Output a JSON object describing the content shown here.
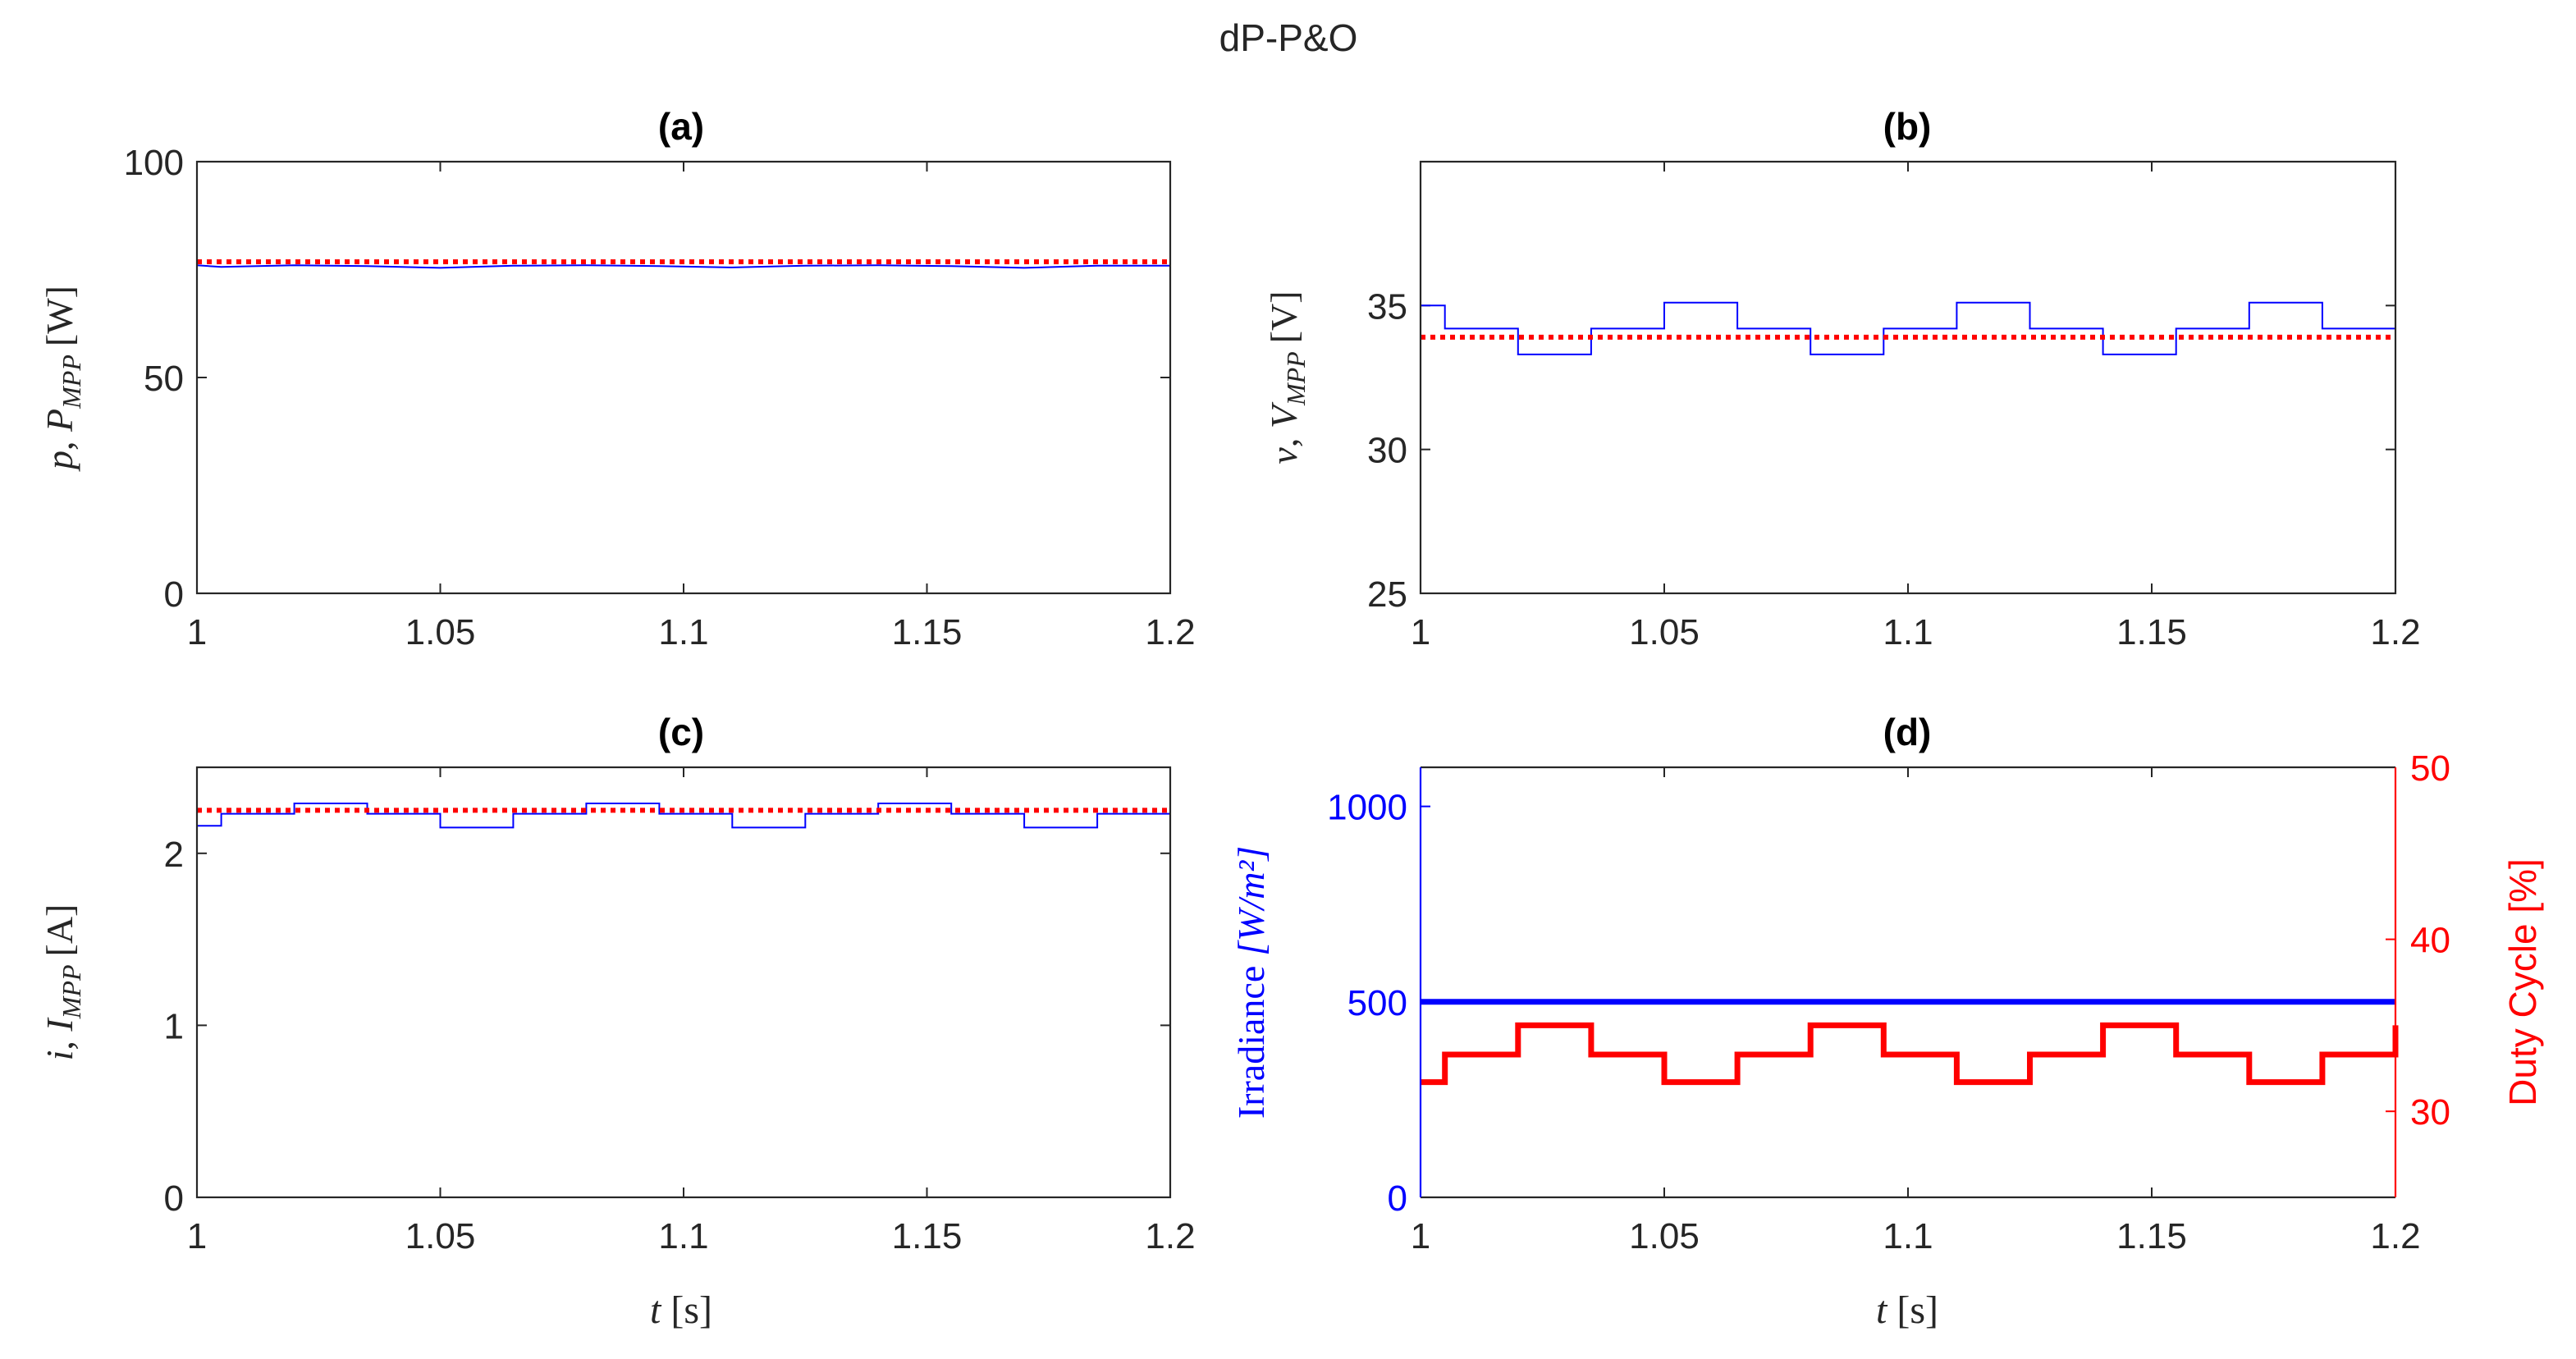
{
  "figure_title": "dP-P&O",
  "chart_data": [
    {
      "panel": "(a)",
      "type": "line",
      "title": "(a)",
      "ylabel": {
        "var": "p",
        "sub_var": "P",
        "sub": "MPP",
        "unit": "[W]"
      },
      "xlim": [
        1,
        1.2
      ],
      "ylim": [
        0,
        100
      ],
      "xticks": [
        1,
        1.05,
        1.1,
        1.15,
        1.2
      ],
      "xtick_labels": [
        "1",
        "1.05",
        "1.1",
        "1.15",
        "1.2"
      ],
      "yticks": [
        0,
        50,
        100
      ],
      "ytick_labels": [
        "0",
        "50",
        "100"
      ],
      "series": [
        {
          "name": "p",
          "style": "solid",
          "color": "#0000ff",
          "values": [
            [
              1.0,
              76.0
            ],
            [
              1.005,
              75.6
            ],
            [
              1.02,
              76.0
            ],
            [
              1.035,
              75.8
            ],
            [
              1.05,
              75.4
            ],
            [
              1.065,
              75.9
            ],
            [
              1.08,
              76.0
            ],
            [
              1.095,
              75.8
            ],
            [
              1.11,
              75.5
            ],
            [
              1.125,
              75.9
            ],
            [
              1.14,
              76.0
            ],
            [
              1.155,
              75.8
            ],
            [
              1.17,
              75.4
            ],
            [
              1.185,
              75.9
            ],
            [
              1.2,
              75.9
            ]
          ]
        },
        {
          "name": "P_MPP",
          "style": "dotted",
          "color": "#ff0000",
          "values": [
            [
              1.0,
              76.8
            ],
            [
              1.2,
              76.8
            ]
          ]
        }
      ]
    },
    {
      "panel": "(b)",
      "type": "line",
      "title": "(b)",
      "ylabel": {
        "var": "v",
        "sub_var": "V",
        "sub": "MPP",
        "unit": "[V]"
      },
      "xlim": [
        1,
        1.2
      ],
      "ylim": [
        25,
        40
      ],
      "xticks": [
        1,
        1.05,
        1.1,
        1.15,
        1.2
      ],
      "xtick_labels": [
        "1",
        "1.05",
        "1.1",
        "1.15",
        "1.2"
      ],
      "yticks": [
        25,
        30,
        35
      ],
      "ytick_labels": [
        "25",
        "30",
        "35"
      ],
      "series": [
        {
          "name": "v",
          "style": "solid",
          "color": "#0000ff",
          "steps": [
            [
              1.0,
              35.0
            ],
            [
              1.005,
              34.2
            ],
            [
              1.02,
              33.3
            ],
            [
              1.035,
              34.2
            ],
            [
              1.05,
              35.1
            ],
            [
              1.065,
              34.2
            ],
            [
              1.08,
              33.3
            ],
            [
              1.095,
              34.2
            ],
            [
              1.11,
              35.1
            ],
            [
              1.125,
              34.2
            ],
            [
              1.14,
              33.3
            ],
            [
              1.155,
              34.2
            ],
            [
              1.17,
              35.1
            ],
            [
              1.185,
              34.2
            ],
            [
              1.2,
              34.2
            ]
          ]
        },
        {
          "name": "V_MPP",
          "style": "dotted",
          "color": "#ff0000",
          "values": [
            [
              1.0,
              33.9
            ],
            [
              1.2,
              33.9
            ]
          ]
        }
      ]
    },
    {
      "panel": "(c)",
      "type": "line",
      "title": "(c)",
      "ylabel": {
        "var": "i",
        "sub_var": "I",
        "sub": "MPP",
        "unit": "[A]"
      },
      "xlabel": {
        "var": "t",
        "unit": "[s]"
      },
      "xlim": [
        1,
        1.2
      ],
      "ylim": [
        0,
        2.5
      ],
      "xticks": [
        1,
        1.05,
        1.1,
        1.15,
        1.2
      ],
      "xtick_labels": [
        "1",
        "1.05",
        "1.1",
        "1.15",
        "1.2"
      ],
      "yticks": [
        0,
        1,
        2
      ],
      "ytick_labels": [
        "0",
        "1",
        "2"
      ],
      "series": [
        {
          "name": "i",
          "style": "solid",
          "color": "#0000ff",
          "steps": [
            [
              1.0,
              2.16
            ],
            [
              1.005,
              2.23
            ],
            [
              1.02,
              2.29
            ],
            [
              1.035,
              2.23
            ],
            [
              1.05,
              2.15
            ],
            [
              1.065,
              2.23
            ],
            [
              1.08,
              2.29
            ],
            [
              1.095,
              2.23
            ],
            [
              1.11,
              2.15
            ],
            [
              1.125,
              2.23
            ],
            [
              1.14,
              2.29
            ],
            [
              1.155,
              2.23
            ],
            [
              1.17,
              2.15
            ],
            [
              1.185,
              2.23
            ],
            [
              1.2,
              2.23
            ]
          ]
        },
        {
          "name": "I_MPP",
          "style": "dotted",
          "color": "#ff0000",
          "values": [
            [
              1.0,
              2.25
            ],
            [
              1.2,
              2.25
            ]
          ]
        }
      ]
    },
    {
      "panel": "(d)",
      "type": "line",
      "title": "(d)",
      "xlabel": {
        "var": "t",
        "unit": "[s]"
      },
      "xlim": [
        1,
        1.2
      ],
      "xticks": [
        1,
        1.05,
        1.1,
        1.15,
        1.2
      ],
      "xtick_labels": [
        "1",
        "1.05",
        "1.1",
        "1.15",
        "1.2"
      ],
      "left_axis": {
        "label": "Irradiance",
        "unit": "[W/m²]",
        "color": "#0000ff",
        "ylim": [
          0,
          1100
        ],
        "yticks": [
          0,
          500,
          1000
        ],
        "ytick_labels": [
          "0",
          "500",
          "1000"
        ]
      },
      "right_axis": {
        "label": "Duty Cycle [%]",
        "color": "#ff0000",
        "ylim": [
          25,
          50
        ],
        "yticks": [
          30,
          40,
          50
        ],
        "ytick_labels": [
          "30",
          "40",
          "50"
        ]
      },
      "series": [
        {
          "name": "Irradiance",
          "axis": "left",
          "style": "solid",
          "color": "#0000ff",
          "values": [
            [
              1.0,
              500
            ],
            [
              1.2,
              500
            ]
          ]
        },
        {
          "name": "Duty Cycle",
          "axis": "right",
          "style": "solid",
          "color": "#ff0000",
          "steps": [
            [
              1.0,
              31.7
            ],
            [
              1.005,
              33.3
            ],
            [
              1.02,
              35.0
            ],
            [
              1.035,
              33.3
            ],
            [
              1.05,
              31.7
            ],
            [
              1.065,
              33.3
            ],
            [
              1.08,
              35.0
            ],
            [
              1.095,
              33.3
            ],
            [
              1.11,
              31.7
            ],
            [
              1.125,
              33.3
            ],
            [
              1.14,
              35.0
            ],
            [
              1.155,
              33.3
            ],
            [
              1.17,
              31.7
            ],
            [
              1.185,
              33.3
            ],
            [
              1.2,
              35.0
            ]
          ]
        }
      ]
    }
  ]
}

┄┄┄┄┄┄┄┄┄┄┄┄┄┄┄┄┄┄┄┄

Exercise instructions — Without the pictures, transcribe the listing above exactly.

Solution below —
Output a JSON object describing the content shown here.
{
  "figure_title": "dP-P&O",
  "chart_data": [
    {
      "panel": "(a)",
      "type": "line",
      "title": "(a)",
      "ylabel": {
        "var": "p",
        "sub_var": "P",
        "sub": "MPP",
        "unit": "[W]"
      },
      "xlim": [
        1,
        1.2
      ],
      "ylim": [
        0,
        100
      ],
      "xticks": [
        1,
        1.05,
        1.1,
        1.15,
        1.2
      ],
      "xtick_labels": [
        "1",
        "1.05",
        "1.1",
        "1.15",
        "1.2"
      ],
      "yticks": [
        0,
        50,
        100
      ],
      "ytick_labels": [
        "0",
        "50",
        "100"
      ],
      "series": [
        {
          "name": "p",
          "style": "solid",
          "color": "#0000ff",
          "values": [
            [
              1.0,
              76.0
            ],
            [
              1.005,
              75.6
            ],
            [
              1.02,
              76.0
            ],
            [
              1.035,
              75.8
            ],
            [
              1.05,
              75.4
            ],
            [
              1.065,
              75.9
            ],
            [
              1.08,
              76.0
            ],
            [
              1.095,
              75.8
            ],
            [
              1.11,
              75.5
            ],
            [
              1.125,
              75.9
            ],
            [
              1.14,
              76.0
            ],
            [
              1.155,
              75.8
            ],
            [
              1.17,
              75.4
            ],
            [
              1.185,
              75.9
            ],
            [
              1.2,
              75.9
            ]
          ]
        },
        {
          "name": "P_MPP",
          "style": "dotted",
          "color": "#ff0000",
          "values": [
            [
              1.0,
              76.8
            ],
            [
              1.2,
              76.8
            ]
          ]
        }
      ]
    },
    {
      "panel": "(b)",
      "type": "line",
      "title": "(b)",
      "ylabel": {
        "var": "v",
        "sub_var": "V",
        "sub": "MPP",
        "unit": "[V]"
      },
      "xlim": [
        1,
        1.2
      ],
      "ylim": [
        25,
        40
      ],
      "xticks": [
        1,
        1.05,
        1.1,
        1.15,
        1.2
      ],
      "xtick_labels": [
        "1",
        "1.05",
        "1.1",
        "1.15",
        "1.2"
      ],
      "yticks": [
        25,
        30,
        35
      ],
      "ytick_labels": [
        "25",
        "30",
        "35"
      ],
      "series": [
        {
          "name": "v",
          "style": "solid",
          "color": "#0000ff",
          "steps": [
            [
              1.0,
              35.0
            ],
            [
              1.005,
              34.2
            ],
            [
              1.02,
              33.3
            ],
            [
              1.035,
              34.2
            ],
            [
              1.05,
              35.1
            ],
            [
              1.065,
              34.2
            ],
            [
              1.08,
              33.3
            ],
            [
              1.095,
              34.2
            ],
            [
              1.11,
              35.1
            ],
            [
              1.125,
              34.2
            ],
            [
              1.14,
              33.3
            ],
            [
              1.155,
              34.2
            ],
            [
              1.17,
              35.1
            ],
            [
              1.185,
              34.2
            ],
            [
              1.2,
              34.2
            ]
          ]
        },
        {
          "name": "V_MPP",
          "style": "dotted",
          "color": "#ff0000",
          "values": [
            [
              1.0,
              33.9
            ],
            [
              1.2,
              33.9
            ]
          ]
        }
      ]
    },
    {
      "panel": "(c)",
      "type": "line",
      "title": "(c)",
      "ylabel": {
        "var": "i",
        "sub_var": "I",
        "sub": "MPP",
        "unit": "[A]"
      },
      "xlabel": {
        "var": "t",
        "unit": "[s]"
      },
      "xlim": [
        1,
        1.2
      ],
      "ylim": [
        0,
        2.5
      ],
      "xticks": [
        1,
        1.05,
        1.1,
        1.15,
        1.2
      ],
      "xtick_labels": [
        "1",
        "1.05",
        "1.1",
        "1.15",
        "1.2"
      ],
      "yticks": [
        0,
        1,
        2
      ],
      "ytick_labels": [
        "0",
        "1",
        "2"
      ],
      "series": [
        {
          "name": "i",
          "style": "solid",
          "color": "#0000ff",
          "steps": [
            [
              1.0,
              2.16
            ],
            [
              1.005,
              2.23
            ],
            [
              1.02,
              2.29
            ],
            [
              1.035,
              2.23
            ],
            [
              1.05,
              2.15
            ],
            [
              1.065,
              2.23
            ],
            [
              1.08,
              2.29
            ],
            [
              1.095,
              2.23
            ],
            [
              1.11,
              2.15
            ],
            [
              1.125,
              2.23
            ],
            [
              1.14,
              2.29
            ],
            [
              1.155,
              2.23
            ],
            [
              1.17,
              2.15
            ],
            [
              1.185,
              2.23
            ],
            [
              1.2,
              2.23
            ]
          ]
        },
        {
          "name": "I_MPP",
          "style": "dotted",
          "color": "#ff0000",
          "values": [
            [
              1.0,
              2.25
            ],
            [
              1.2,
              2.25
            ]
          ]
        }
      ]
    },
    {
      "panel": "(d)",
      "type": "line",
      "title": "(d)",
      "xlabel": {
        "var": "t",
        "unit": "[s]"
      },
      "xlim": [
        1,
        1.2
      ],
      "xticks": [
        1,
        1.05,
        1.1,
        1.15,
        1.2
      ],
      "xtick_labels": [
        "1",
        "1.05",
        "1.1",
        "1.15",
        "1.2"
      ],
      "left_axis": {
        "label": "Irradiance",
        "unit": "[W/m²]",
        "color": "#0000ff",
        "ylim": [
          0,
          1100
        ],
        "yticks": [
          0,
          500,
          1000
        ],
        "ytick_labels": [
          "0",
          "500",
          "1000"
        ]
      },
      "right_axis": {
        "label": "Duty Cycle [%]",
        "color": "#ff0000",
        "ylim": [
          25,
          50
        ],
        "yticks": [
          30,
          40,
          50
        ],
        "ytick_labels": [
          "30",
          "40",
          "50"
        ]
      },
      "series": [
        {
          "name": "Irradiance",
          "axis": "left",
          "style": "solid",
          "color": "#0000ff",
          "values": [
            [
              1.0,
              500
            ],
            [
              1.2,
              500
            ]
          ]
        },
        {
          "name": "Duty Cycle",
          "axis": "right",
          "style": "solid",
          "color": "#ff0000",
          "steps": [
            [
              1.0,
              31.7
            ],
            [
              1.005,
              33.3
            ],
            [
              1.02,
              35.0
            ],
            [
              1.035,
              33.3
            ],
            [
              1.05,
              31.7
            ],
            [
              1.065,
              33.3
            ],
            [
              1.08,
              35.0
            ],
            [
              1.095,
              33.3
            ],
            [
              1.11,
              31.7
            ],
            [
              1.125,
              33.3
            ],
            [
              1.14,
              35.0
            ],
            [
              1.155,
              33.3
            ],
            [
              1.17,
              31.7
            ],
            [
              1.185,
              33.3
            ],
            [
              1.2,
              35.0
            ]
          ]
        }
      ]
    }
  ]
}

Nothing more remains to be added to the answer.